__TASK DESCRIPTION__
The data must be returned in full and exactly as given.

Dataset records:
— Begin —

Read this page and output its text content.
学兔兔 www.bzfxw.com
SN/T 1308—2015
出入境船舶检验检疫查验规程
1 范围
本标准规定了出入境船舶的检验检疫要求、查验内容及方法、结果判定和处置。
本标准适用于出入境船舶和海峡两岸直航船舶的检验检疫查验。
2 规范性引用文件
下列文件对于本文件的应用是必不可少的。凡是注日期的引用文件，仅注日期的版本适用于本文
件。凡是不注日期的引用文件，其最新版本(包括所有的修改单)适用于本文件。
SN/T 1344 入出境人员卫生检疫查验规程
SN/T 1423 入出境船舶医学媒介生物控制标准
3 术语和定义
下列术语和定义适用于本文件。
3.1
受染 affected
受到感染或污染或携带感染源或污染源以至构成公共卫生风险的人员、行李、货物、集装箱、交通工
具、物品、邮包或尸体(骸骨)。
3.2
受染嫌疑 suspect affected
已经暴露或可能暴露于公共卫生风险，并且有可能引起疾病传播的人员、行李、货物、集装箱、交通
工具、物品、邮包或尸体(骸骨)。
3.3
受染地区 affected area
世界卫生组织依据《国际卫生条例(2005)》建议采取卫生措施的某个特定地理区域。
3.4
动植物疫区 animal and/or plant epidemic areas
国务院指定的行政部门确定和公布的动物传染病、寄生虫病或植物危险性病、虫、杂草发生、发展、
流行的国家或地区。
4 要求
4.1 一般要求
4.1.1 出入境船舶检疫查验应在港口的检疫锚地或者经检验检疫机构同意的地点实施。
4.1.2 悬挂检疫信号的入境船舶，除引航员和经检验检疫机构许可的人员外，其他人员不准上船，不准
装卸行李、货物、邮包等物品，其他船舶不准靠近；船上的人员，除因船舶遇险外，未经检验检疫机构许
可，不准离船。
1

— End —

__EXERCISE SOLUTION__
Read this page and output its text content.
学兔兔 www.bzfxw.com
SN/T 1308—2015
出入境船舶检验检疫查验规程
1 范围
本标准规定了出入境船舶的检验检疫要求、查验内容及方法、结果判定和处置。
本标准适用于出入境船舶和海峡两岸直航船舶的检验检疫查验。
2 规范性引用文件
下列文件对于本文件的应用是必不可少的。凡是注日期的引用文件，仅注日期的版本适用于本文
件。凡是不注日期的引用文件，其最新版本(包括所有的修改单)适用于本文件。
SN/T 1344 入出境人员卫生检疫查验规程
SN/T 1423 入出境船舶医学媒介生物控制标准
3 术语和定义
下列术语和定义适用于本文件。
3.1
受染 affected
受到感染或污染或携带感染源或污染源以至构成公共卫生风险的人员、行李、货物、集装箱、交通工
具、物品、邮包或尸体(骸骨)。
3.2
受染嫌疑 suspect affected
已经暴露或可能暴露于公共卫生风险，并且有可能引起疾病传播的人员、行李、货物、集装箱、交通
工具、物品、邮包或尸体(骸骨)。
3.3
受染地区 affected area
世界卫生组织依据《国际卫生条例(2005)》建议采取卫生措施的某个特定地理区域。
3.4
动植物疫区 animal and/or plant epidemic areas
国务院指定的行政部门确定和公布的动物传染病、寄生虫病或植物危险性病、虫、杂草发生、发展、
流行的国家或地区。
4 要求
4.1 一般要求
4.1.1 出入境船舶检疫查验应在港口的检疫锚地或者经检验检疫机构同意的地点实施。
4.1.2 悬挂检疫信号的入境船舶，除引航员和经检验检疫机构许可的人员外，其他人员不准上船，不准
装卸行李、货物、邮包等物品，其他船舶不准靠近；船上的人员，除因船舶遇险外，未经检验检疫机构许
可，不准离船。
1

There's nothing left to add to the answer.